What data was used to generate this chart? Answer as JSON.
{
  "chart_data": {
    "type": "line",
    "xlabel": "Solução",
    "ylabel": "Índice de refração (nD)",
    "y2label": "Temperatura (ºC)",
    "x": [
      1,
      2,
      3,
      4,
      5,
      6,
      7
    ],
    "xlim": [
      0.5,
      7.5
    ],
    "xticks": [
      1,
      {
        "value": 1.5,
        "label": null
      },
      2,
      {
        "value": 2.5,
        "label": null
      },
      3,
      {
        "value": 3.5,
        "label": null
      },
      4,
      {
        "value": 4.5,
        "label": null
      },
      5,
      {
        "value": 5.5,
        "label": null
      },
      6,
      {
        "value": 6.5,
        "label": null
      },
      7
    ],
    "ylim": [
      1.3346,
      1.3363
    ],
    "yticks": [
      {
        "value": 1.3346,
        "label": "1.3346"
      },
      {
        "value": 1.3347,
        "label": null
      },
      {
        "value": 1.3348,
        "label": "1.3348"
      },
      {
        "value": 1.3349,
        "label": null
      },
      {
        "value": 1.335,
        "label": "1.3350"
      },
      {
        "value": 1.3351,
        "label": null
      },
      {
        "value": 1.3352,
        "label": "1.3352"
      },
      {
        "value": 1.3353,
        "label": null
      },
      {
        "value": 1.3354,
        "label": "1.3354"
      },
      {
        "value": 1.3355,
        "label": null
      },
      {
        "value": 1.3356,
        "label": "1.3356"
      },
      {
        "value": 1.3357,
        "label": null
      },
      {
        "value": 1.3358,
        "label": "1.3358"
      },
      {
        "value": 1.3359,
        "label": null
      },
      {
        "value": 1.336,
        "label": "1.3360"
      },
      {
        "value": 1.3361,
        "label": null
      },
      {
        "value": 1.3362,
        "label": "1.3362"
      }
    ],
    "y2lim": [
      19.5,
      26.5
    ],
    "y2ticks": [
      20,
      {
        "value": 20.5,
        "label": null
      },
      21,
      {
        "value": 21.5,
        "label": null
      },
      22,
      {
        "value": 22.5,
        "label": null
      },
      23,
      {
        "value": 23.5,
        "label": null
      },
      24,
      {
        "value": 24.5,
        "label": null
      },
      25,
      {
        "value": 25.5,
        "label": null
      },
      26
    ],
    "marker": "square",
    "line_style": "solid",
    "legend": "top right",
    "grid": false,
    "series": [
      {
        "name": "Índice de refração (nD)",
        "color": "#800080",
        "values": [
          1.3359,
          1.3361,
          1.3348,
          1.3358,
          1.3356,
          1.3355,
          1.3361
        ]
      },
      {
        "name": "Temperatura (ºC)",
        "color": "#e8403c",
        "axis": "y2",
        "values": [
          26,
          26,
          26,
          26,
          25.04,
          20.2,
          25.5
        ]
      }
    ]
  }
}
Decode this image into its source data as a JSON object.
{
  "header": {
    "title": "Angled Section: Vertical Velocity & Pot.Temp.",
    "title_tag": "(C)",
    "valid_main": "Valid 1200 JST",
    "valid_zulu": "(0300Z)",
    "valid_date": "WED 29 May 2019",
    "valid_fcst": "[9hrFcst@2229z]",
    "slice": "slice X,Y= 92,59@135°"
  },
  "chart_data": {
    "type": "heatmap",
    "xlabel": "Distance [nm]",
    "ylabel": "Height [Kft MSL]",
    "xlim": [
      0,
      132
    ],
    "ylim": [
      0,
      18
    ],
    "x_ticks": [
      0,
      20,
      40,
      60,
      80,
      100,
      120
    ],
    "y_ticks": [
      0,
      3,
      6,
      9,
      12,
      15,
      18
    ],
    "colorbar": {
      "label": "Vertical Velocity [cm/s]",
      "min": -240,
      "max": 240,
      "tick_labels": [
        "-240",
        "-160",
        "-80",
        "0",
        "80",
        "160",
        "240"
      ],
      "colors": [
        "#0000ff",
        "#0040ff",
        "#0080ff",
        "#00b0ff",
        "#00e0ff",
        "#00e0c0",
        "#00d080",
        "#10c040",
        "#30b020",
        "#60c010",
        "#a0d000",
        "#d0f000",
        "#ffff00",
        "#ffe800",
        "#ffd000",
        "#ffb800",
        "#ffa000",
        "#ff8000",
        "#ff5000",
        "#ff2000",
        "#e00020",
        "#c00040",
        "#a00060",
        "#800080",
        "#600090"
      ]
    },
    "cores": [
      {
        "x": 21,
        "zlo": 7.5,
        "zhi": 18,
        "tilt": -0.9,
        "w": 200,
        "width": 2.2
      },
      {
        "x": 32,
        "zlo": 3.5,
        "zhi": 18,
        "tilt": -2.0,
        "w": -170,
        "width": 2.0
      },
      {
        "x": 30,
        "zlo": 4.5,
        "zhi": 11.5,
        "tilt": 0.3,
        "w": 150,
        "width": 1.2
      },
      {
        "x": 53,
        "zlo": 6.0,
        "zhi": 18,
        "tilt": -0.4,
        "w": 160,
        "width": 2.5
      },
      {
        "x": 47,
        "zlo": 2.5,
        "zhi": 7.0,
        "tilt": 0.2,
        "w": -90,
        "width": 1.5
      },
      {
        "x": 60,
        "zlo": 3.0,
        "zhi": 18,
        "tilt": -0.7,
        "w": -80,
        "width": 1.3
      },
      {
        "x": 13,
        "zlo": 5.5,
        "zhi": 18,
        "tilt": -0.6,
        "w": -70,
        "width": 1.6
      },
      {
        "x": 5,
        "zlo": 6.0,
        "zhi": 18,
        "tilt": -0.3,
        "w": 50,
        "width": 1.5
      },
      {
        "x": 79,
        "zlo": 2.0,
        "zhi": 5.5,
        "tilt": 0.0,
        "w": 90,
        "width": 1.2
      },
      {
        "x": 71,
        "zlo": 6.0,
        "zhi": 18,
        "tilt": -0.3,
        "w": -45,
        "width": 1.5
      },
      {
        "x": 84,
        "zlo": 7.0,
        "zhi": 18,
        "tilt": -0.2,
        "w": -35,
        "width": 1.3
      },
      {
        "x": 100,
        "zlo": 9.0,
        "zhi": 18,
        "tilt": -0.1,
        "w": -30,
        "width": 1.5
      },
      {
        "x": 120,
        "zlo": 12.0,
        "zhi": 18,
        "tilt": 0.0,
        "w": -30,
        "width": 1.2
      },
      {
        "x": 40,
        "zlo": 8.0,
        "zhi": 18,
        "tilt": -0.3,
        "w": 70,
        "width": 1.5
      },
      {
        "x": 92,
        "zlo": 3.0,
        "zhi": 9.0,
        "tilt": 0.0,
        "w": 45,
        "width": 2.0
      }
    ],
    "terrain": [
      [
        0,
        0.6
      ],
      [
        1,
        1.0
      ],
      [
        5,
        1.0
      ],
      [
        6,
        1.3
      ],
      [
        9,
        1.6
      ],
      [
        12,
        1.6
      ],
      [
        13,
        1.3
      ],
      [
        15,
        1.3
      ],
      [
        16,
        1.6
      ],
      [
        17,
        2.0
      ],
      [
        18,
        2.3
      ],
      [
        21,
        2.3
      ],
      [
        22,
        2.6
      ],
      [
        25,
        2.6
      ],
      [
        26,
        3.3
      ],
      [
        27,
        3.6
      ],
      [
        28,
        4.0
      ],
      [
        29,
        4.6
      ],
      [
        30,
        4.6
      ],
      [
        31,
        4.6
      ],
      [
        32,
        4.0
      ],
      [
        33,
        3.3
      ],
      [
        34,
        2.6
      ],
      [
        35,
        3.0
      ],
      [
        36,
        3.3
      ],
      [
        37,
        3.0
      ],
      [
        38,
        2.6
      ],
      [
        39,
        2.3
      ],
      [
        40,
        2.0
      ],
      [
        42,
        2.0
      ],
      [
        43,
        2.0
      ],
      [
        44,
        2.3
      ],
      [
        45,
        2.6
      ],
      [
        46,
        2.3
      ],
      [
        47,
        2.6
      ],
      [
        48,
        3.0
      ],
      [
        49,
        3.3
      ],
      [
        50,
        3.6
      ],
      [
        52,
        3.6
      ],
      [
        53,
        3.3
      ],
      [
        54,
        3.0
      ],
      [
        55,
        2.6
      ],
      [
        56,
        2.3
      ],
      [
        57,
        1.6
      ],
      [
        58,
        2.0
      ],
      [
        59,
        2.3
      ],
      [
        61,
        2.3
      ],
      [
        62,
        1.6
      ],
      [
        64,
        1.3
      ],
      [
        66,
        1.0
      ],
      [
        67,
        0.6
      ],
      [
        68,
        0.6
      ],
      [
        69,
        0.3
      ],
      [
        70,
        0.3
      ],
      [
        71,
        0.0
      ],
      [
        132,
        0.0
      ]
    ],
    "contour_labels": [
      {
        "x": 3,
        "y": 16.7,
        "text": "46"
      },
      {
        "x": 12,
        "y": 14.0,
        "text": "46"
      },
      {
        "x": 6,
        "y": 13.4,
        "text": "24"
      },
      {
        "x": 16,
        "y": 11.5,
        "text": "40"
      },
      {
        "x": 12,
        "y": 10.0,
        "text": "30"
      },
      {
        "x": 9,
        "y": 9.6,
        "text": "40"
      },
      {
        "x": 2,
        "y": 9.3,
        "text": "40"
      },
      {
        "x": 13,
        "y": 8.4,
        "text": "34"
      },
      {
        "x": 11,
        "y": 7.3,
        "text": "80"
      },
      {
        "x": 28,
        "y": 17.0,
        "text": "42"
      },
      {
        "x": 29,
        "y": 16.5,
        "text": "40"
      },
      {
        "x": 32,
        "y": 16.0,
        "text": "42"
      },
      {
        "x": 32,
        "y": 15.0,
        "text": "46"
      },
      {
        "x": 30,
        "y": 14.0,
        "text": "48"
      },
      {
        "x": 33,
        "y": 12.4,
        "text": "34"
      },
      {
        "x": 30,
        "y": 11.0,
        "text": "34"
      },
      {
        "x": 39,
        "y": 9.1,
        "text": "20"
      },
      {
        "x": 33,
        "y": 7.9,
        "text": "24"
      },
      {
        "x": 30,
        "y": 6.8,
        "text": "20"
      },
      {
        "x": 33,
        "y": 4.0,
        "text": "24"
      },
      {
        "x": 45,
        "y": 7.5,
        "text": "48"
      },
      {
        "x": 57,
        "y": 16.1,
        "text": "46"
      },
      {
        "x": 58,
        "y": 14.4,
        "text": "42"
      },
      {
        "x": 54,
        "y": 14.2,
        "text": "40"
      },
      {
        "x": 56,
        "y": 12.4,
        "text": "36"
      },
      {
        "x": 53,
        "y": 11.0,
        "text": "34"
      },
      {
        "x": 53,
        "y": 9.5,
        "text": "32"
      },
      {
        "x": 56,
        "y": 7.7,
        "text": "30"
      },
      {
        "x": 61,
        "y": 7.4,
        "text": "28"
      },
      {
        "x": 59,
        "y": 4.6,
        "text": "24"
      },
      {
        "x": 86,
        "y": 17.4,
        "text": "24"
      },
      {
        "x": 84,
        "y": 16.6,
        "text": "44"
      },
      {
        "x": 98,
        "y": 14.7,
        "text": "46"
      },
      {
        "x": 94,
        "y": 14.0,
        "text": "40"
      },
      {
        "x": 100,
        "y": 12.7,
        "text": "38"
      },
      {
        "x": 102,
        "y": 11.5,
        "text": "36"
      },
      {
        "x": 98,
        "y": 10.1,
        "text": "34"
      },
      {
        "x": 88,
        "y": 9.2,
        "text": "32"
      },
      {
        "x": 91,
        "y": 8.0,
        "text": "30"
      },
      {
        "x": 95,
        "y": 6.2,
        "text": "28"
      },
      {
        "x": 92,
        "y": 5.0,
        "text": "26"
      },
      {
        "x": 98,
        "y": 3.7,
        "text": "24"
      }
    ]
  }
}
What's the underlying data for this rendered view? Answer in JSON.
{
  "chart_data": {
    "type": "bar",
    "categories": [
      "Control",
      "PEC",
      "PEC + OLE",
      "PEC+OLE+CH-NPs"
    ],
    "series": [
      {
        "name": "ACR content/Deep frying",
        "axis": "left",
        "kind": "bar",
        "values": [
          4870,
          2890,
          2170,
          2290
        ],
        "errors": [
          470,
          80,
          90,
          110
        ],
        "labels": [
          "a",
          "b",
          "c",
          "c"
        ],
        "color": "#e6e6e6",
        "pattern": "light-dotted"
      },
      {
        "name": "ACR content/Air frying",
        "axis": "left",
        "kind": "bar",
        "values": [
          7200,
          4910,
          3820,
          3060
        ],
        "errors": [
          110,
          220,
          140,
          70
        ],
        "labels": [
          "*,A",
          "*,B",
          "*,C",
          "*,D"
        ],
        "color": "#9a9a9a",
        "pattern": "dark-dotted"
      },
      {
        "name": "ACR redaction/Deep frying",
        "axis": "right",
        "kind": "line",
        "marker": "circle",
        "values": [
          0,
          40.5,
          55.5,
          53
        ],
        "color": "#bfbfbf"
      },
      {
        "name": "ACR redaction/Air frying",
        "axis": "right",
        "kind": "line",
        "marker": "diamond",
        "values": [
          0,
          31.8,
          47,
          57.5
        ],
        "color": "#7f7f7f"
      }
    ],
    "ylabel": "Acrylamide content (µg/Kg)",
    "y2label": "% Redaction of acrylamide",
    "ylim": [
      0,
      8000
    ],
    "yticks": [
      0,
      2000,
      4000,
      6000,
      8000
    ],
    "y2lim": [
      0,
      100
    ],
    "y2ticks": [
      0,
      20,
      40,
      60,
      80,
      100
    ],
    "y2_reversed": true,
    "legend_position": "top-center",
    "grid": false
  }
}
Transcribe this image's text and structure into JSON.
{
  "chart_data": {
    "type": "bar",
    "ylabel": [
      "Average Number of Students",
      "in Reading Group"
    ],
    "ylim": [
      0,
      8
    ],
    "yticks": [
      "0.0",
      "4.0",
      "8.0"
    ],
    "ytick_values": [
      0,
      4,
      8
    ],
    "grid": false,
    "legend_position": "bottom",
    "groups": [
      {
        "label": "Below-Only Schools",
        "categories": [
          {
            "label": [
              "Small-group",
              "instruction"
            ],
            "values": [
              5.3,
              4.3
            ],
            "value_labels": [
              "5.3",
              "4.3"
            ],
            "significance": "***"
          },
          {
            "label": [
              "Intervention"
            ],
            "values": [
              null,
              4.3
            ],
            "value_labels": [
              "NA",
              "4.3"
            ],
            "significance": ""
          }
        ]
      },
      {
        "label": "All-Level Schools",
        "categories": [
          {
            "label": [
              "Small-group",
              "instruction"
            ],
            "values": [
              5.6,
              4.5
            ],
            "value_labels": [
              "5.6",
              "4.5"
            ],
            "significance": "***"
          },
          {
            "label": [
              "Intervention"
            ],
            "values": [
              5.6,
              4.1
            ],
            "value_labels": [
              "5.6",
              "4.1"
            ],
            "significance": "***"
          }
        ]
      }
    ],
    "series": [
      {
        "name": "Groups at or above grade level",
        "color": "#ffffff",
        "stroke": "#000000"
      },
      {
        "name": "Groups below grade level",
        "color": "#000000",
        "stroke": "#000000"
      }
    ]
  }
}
○ ○ ○ ○ ○
▶ EXERCISE TASK: Pull every line containing the word "ylabel" out of the material.

▶ THE RESULT:
    "ylabel": "Índice de refração (nD)",
    "ylabel": "Height [Kft MSL]",
    "ylabel": "Acrylamide content (µg/Kg)",
    "ylabel": [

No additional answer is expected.